RECORDS:
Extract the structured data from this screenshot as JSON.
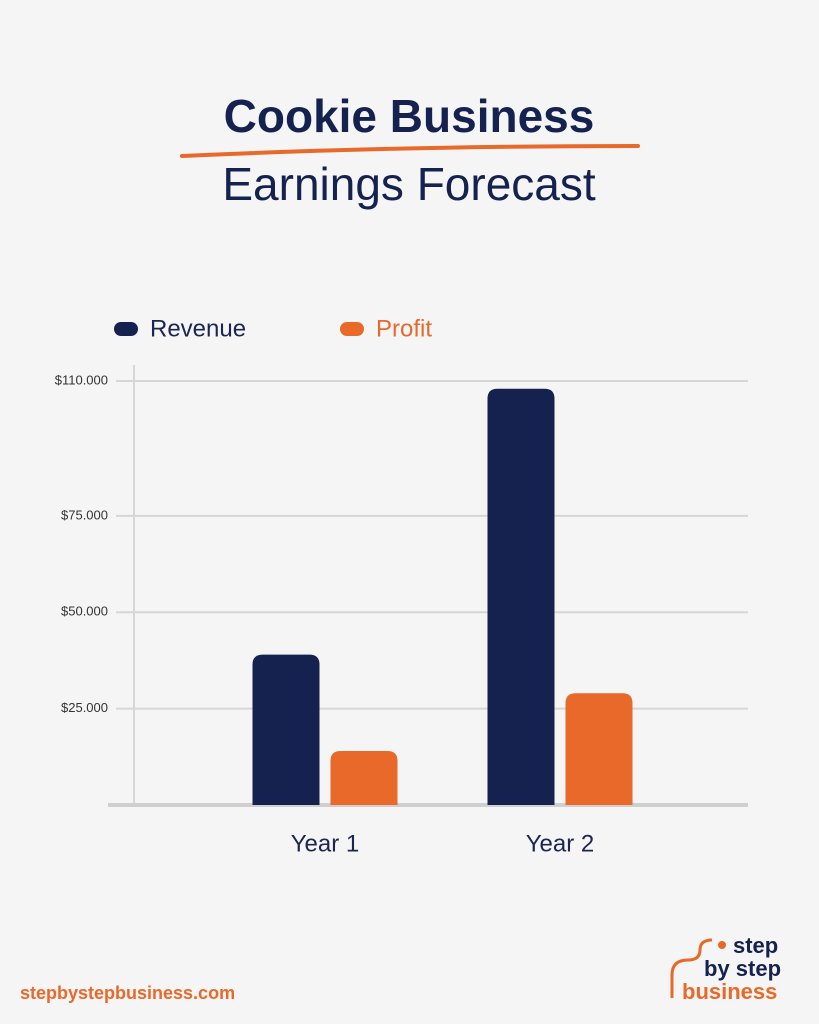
{
  "chart_data": {
    "type": "bar",
    "title": "Cookie Business",
    "subtitle": "Earnings Forecast",
    "categories": [
      "Year 1",
      "Year 2"
    ],
    "series": [
      {
        "name": "Revenue",
        "color": "#15224f",
        "values": [
          39000,
          108000
        ]
      },
      {
        "name": "Profit",
        "color": "#e8692a",
        "values": [
          14000,
          29000
        ]
      }
    ],
    "ylim": [
      0,
      110000
    ],
    "yticks": [
      {
        "value": 25000,
        "label": "$25.000"
      },
      {
        "value": 50000,
        "label": "$50.000"
      },
      {
        "value": 75000,
        "label": "$75.000"
      },
      {
        "value": 110000,
        "label": "$110.000"
      }
    ],
    "grid": true,
    "legend": "top-left"
  },
  "footer": {
    "url": "stepbystepbusiness.com",
    "logo": [
      "step",
      "by step",
      "business"
    ]
  }
}
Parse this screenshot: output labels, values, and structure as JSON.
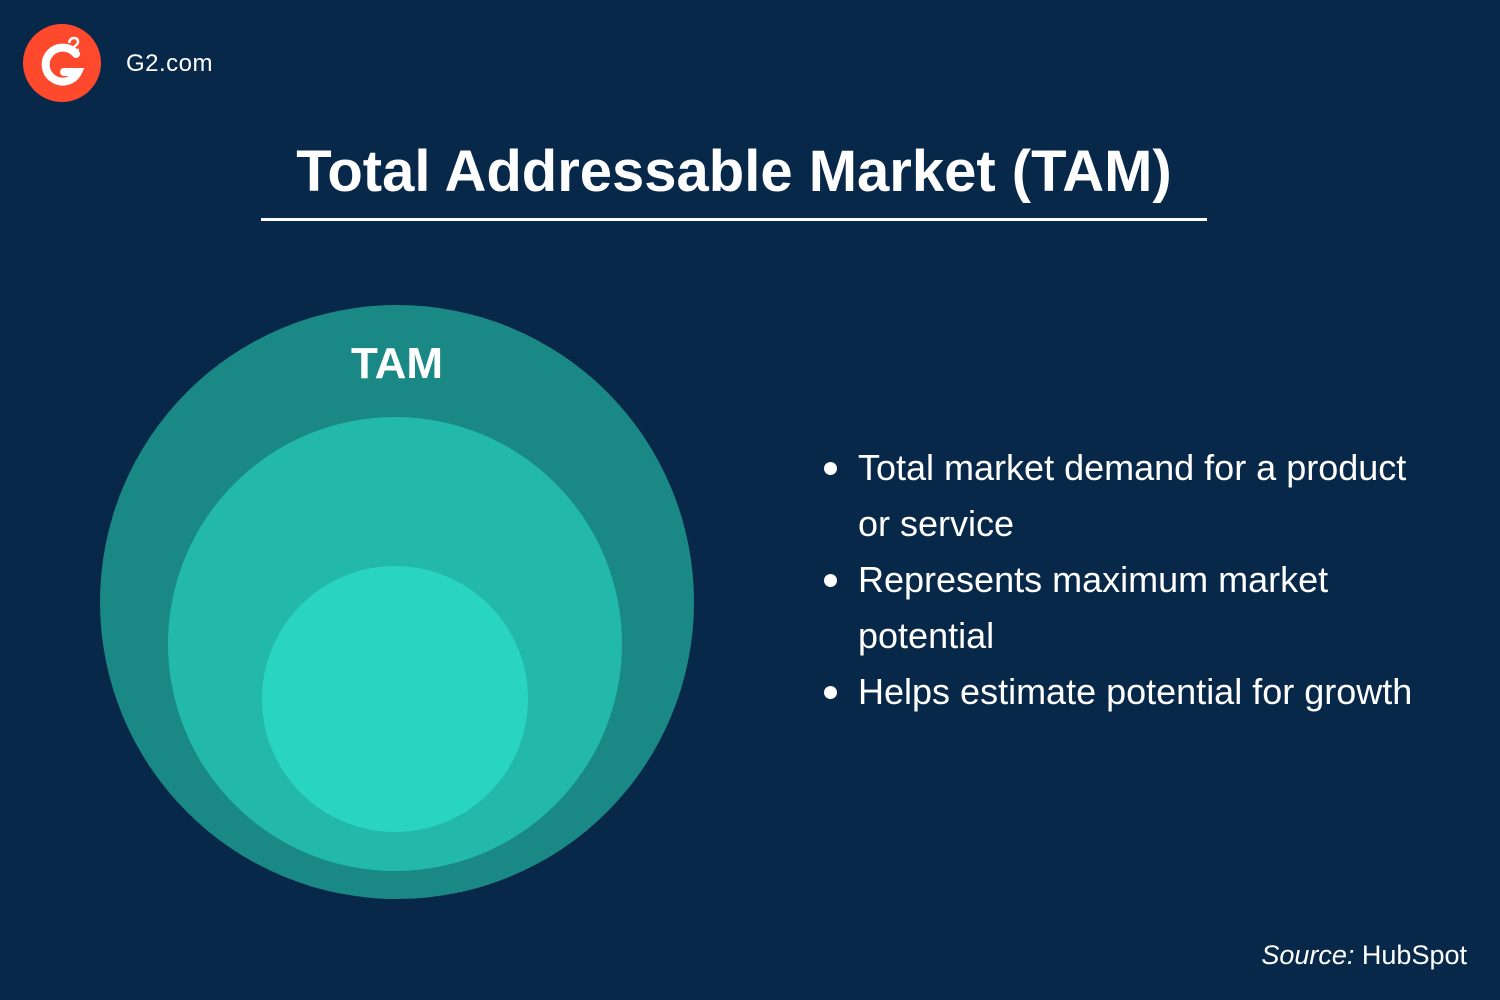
{
  "brand": "G2.com",
  "title": "Total Addressable Market (TAM)",
  "diagram": {
    "label": "TAM"
  },
  "bullets": [
    "Total market demand for a product or service",
    "Represents maximum market potential",
    "Helps estimate potential for growth"
  ],
  "source": {
    "label": "Source:",
    "name": "HubSpot"
  }
}
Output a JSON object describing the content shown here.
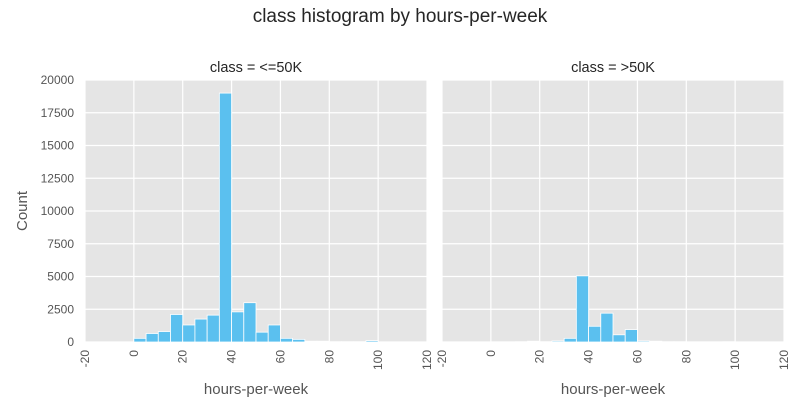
{
  "chart_data": {
    "type": "bar",
    "title": "class histogram by hours-per-week",
    "xlabel": "hours-per-week",
    "ylabel": "Count",
    "grid": true,
    "color": "#5bc0ef",
    "background": "#e5e5e5",
    "xlim": [
      -20,
      120
    ],
    "ylim": [
      0,
      20000
    ],
    "xticks": [
      -20,
      0,
      20,
      40,
      60,
      80,
      100,
      120
    ],
    "yticks": [
      0,
      2500,
      5000,
      7500,
      10000,
      12500,
      15000,
      17500,
      20000
    ],
    "bin_width": 5,
    "bin_starts": [
      0,
      5,
      10,
      15,
      20,
      25,
      30,
      35,
      40,
      45,
      50,
      55,
      60,
      65,
      70,
      75,
      80,
      85,
      90,
      95
    ],
    "panels": [
      {
        "title": "class = <=50K",
        "values": [
          280,
          650,
          800,
          2100,
          1300,
          1750,
          2050,
          19000,
          2300,
          3000,
          750,
          1300,
          280,
          200,
          60,
          60,
          20,
          20,
          20,
          100
        ]
      },
      {
        "title": "class = >50K",
        "values": [
          10,
          10,
          20,
          60,
          20,
          80,
          280,
          5050,
          1200,
          2200,
          550,
          950,
          80,
          60,
          20,
          20,
          10,
          10,
          10,
          20
        ]
      }
    ]
  }
}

TASK DETAILS:
Transcribe the whole listing exactly. Pictures stay out of your copy.

ANSWER TO THE TASK:
Extract the structured data from this screenshot as JSON.
{
  "chart_data": {
    "type": "bar",
    "title": "Cookie Business",
    "subtitle": "Earnings Forecast",
    "categories": [
      "Year 1",
      "Year 2"
    ],
    "series": [
      {
        "name": "Revenue",
        "color": "#15224f",
        "values": [
          39000,
          108000
        ]
      },
      {
        "name": "Profit",
        "color": "#e8692a",
        "values": [
          14000,
          29000
        ]
      }
    ],
    "ylim": [
      0,
      110000
    ],
    "yticks": [
      {
        "value": 25000,
        "label": "$25.000"
      },
      {
        "value": 50000,
        "label": "$50.000"
      },
      {
        "value": 75000,
        "label": "$75.000"
      },
      {
        "value": 110000,
        "label": "$110.000"
      }
    ],
    "grid": true,
    "legend": "top-left"
  },
  "footer": {
    "url": "stepbystepbusiness.com",
    "logo": [
      "step",
      "by step",
      "business"
    ]
  }
}
Parse this screenshot: output labels, values, and structure as JSON.
{
  "brand": "G2.com",
  "title": "Total Addressable Market (TAM)",
  "diagram": {
    "label": "TAM"
  },
  "bullets": [
    "Total market demand for a product or service",
    "Represents maximum market potential",
    "Helps estimate potential for growth"
  ],
  "source": {
    "label": "Source:",
    "name": "HubSpot"
  }
}
Output a JSON object describing the content shown here.
{
  "chart_data": {
    "type": "bar",
    "title": "class histogram by hours-per-week",
    "xlabel": "hours-per-week",
    "ylabel": "Count",
    "grid": true,
    "color": "#5bc0ef",
    "background": "#e5e5e5",
    "xlim": [
      -20,
      120
    ],
    "ylim": [
      0,
      20000
    ],
    "xticks": [
      -20,
      0,
      20,
      40,
      60,
      80,
      100,
      120
    ],
    "yticks": [
      0,
      2500,
      5000,
      7500,
      10000,
      12500,
      15000,
      17500,
      20000
    ],
    "bin_width": 5,
    "bin_starts": [
      0,
      5,
      10,
      15,
      20,
      25,
      30,
      35,
      40,
      45,
      50,
      55,
      60,
      65,
      70,
      75,
      80,
      85,
      90,
      95
    ],
    "panels": [
      {
        "title": "class = <=50K",
        "values": [
          280,
          650,
          800,
          2100,
          1300,
          1750,
          2050,
          19000,
          2300,
          3000,
          750,
          1300,
          280,
          200,
          60,
          60,
          20,
          20,
          20,
          100
        ]
      },
      {
        "title": "class = >50K",
        "values": [
          10,
          10,
          20,
          60,
          20,
          80,
          280,
          5050,
          1200,
          2200,
          550,
          950,
          80,
          60,
          20,
          20,
          10,
          10,
          10,
          20
        ]
      }
    ]
  }
}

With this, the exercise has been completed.